Data in this exercise start

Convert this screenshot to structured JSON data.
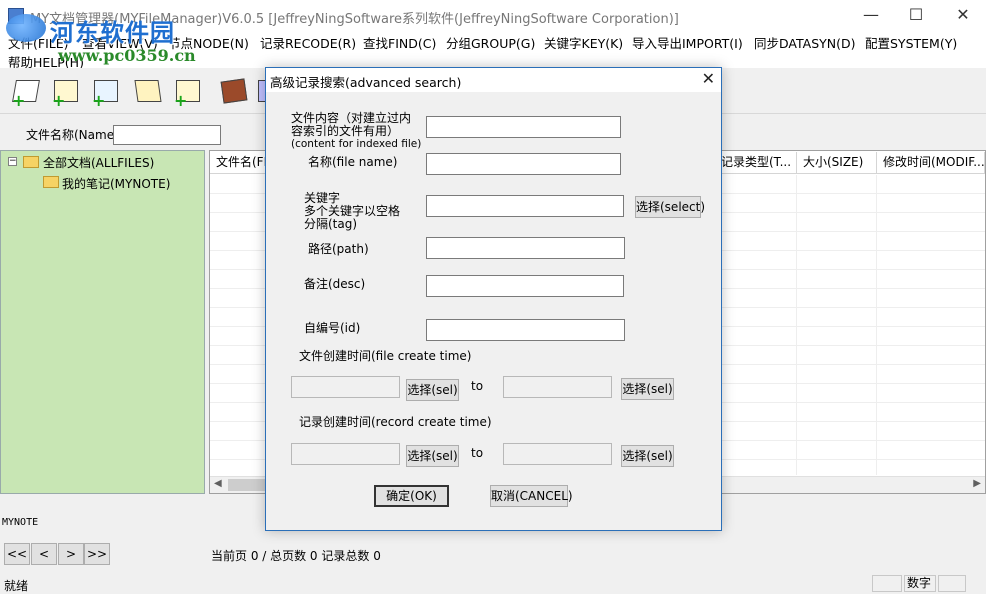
{
  "window": {
    "title": "MY文档管理器(MYFileManager)V6.0.5 [JeffreyNingSoftware系列软件(JeffreyNingSoftware Corporation)]",
    "minimize_glyph": "—",
    "maximize_glyph": "☐",
    "close_glyph": "✕"
  },
  "watermark": {
    "title": "河东软件园",
    "url": "www.pc0359.cn"
  },
  "menu": {
    "items": [
      "文件(FILE)",
      "查看VIEW(V)",
      "节点NODE(N)",
      "记录RECODE(R)",
      "查找FIND(C)",
      "分组GROUP(G)",
      "关键字KEY(K)",
      "导入导出IMPORT(I)",
      "同步DATASYN(D)",
      "配置SYSTEM(Y)"
    ],
    "help": "帮助HELP(H)"
  },
  "toolbar": {
    "icons": [
      "new-document-icon",
      "new-file-icon",
      "new-copy-icon",
      "import-icon",
      "attach-icon",
      "book-icon",
      "calendar-icon"
    ]
  },
  "filter": {
    "name_label": "文件名称(Name)",
    "name_value": ""
  },
  "tree": {
    "root_label": "全部文档(ALLFILES)",
    "child_label": "我的笔记(MYNOTE)",
    "expander": "−"
  },
  "list": {
    "columns": [
      "文件名(FI",
      "记录类型(T...",
      "大小(SIZE)",
      "修改时间(MODIF..."
    ]
  },
  "bottom": {
    "mynote_label": "MYNOTE",
    "pager": [
      "<<",
      "<",
      ">",
      ">>"
    ],
    "page_status": "当前页 0 / 总页数 0 记录总数 0",
    "status_text": "就绪",
    "status_numlock": "数字"
  },
  "dialog": {
    "title": "高级记录搜索(advanced search)",
    "close_glyph": "✕",
    "content_label_line1": "文件内容（对建立过内",
    "content_label_line2": "容索引的文件有用）",
    "content_label_line3": "(content for indexed file)",
    "content_value": "",
    "filename_label": "名称(file name)",
    "filename_value": "",
    "tag_label_line1": "关键字",
    "tag_label_line2": "多个关键字以空格",
    "tag_label_line3": "分隔(tag)",
    "tag_value": "",
    "tag_select": "选择(select)",
    "path_label": "路径(path)",
    "path_value": "",
    "desc_label": "备注(desc)",
    "desc_value": "",
    "id_label": "自编号(id)",
    "id_value": "",
    "file_time_label": "文件创建时间(file create time)",
    "record_time_label": "记录创建时间(record create time)",
    "sel_button": "选择(sel)",
    "to_label": "to",
    "ok_button": "确定(OK)",
    "cancel_button": "取消(CANCEL)"
  }
}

Data in this exercise end

Given instruction
Pictures in the records must not appear in the copy; transcribe everything else precisely.

Reply to the task
Convert this screenshot to structured JSON data.
{
  "window": {
    "title": "MY文档管理器(MYFileManager)V6.0.5 [JeffreyNingSoftware系列软件(JeffreyNingSoftware Corporation)]",
    "minimize_glyph": "—",
    "maximize_glyph": "☐",
    "close_glyph": "✕"
  },
  "watermark": {
    "title": "河东软件园",
    "url": "www.pc0359.cn"
  },
  "menu": {
    "items": [
      "文件(FILE)",
      "查看VIEW(V)",
      "节点NODE(N)",
      "记录RECODE(R)",
      "查找FIND(C)",
      "分组GROUP(G)",
      "关键字KEY(K)",
      "导入导出IMPORT(I)",
      "同步DATASYN(D)",
      "配置SYSTEM(Y)"
    ],
    "help": "帮助HELP(H)"
  },
  "toolbar": {
    "icons": [
      "new-document-icon",
      "new-file-icon",
      "new-copy-icon",
      "import-icon",
      "attach-icon",
      "book-icon",
      "calendar-icon"
    ]
  },
  "filter": {
    "name_label": "文件名称(Name)",
    "name_value": ""
  },
  "tree": {
    "root_label": "全部文档(ALLFILES)",
    "child_label": "我的笔记(MYNOTE)",
    "expander": "−"
  },
  "list": {
    "columns": [
      "文件名(FI",
      "记录类型(T...",
      "大小(SIZE)",
      "修改时间(MODIF..."
    ]
  },
  "bottom": {
    "mynote_label": "MYNOTE",
    "pager": [
      "<<",
      "<",
      ">",
      ">>"
    ],
    "page_status": "当前页 0 / 总页数 0 记录总数 0",
    "status_text": "就绪",
    "status_numlock": "数字"
  },
  "dialog": {
    "title": "高级记录搜索(advanced search)",
    "close_glyph": "✕",
    "content_label_line1": "文件内容（对建立过内",
    "content_label_line2": "容索引的文件有用）",
    "content_label_line3": "(content for indexed file)",
    "content_value": "",
    "filename_label": "名称(file name)",
    "filename_value": "",
    "tag_label_line1": "关键字",
    "tag_label_line2": "多个关键字以空格",
    "tag_label_line3": "分隔(tag)",
    "tag_value": "",
    "tag_select": "选择(select)",
    "path_label": "路径(path)",
    "path_value": "",
    "desc_label": "备注(desc)",
    "desc_value": "",
    "id_label": "自编号(id)",
    "id_value": "",
    "file_time_label": "文件创建时间(file create time)",
    "record_time_label": "记录创建时间(record create time)",
    "sel_button": "选择(sel)",
    "to_label": "to",
    "ok_button": "确定(OK)",
    "cancel_button": "取消(CANCEL)"
  }
}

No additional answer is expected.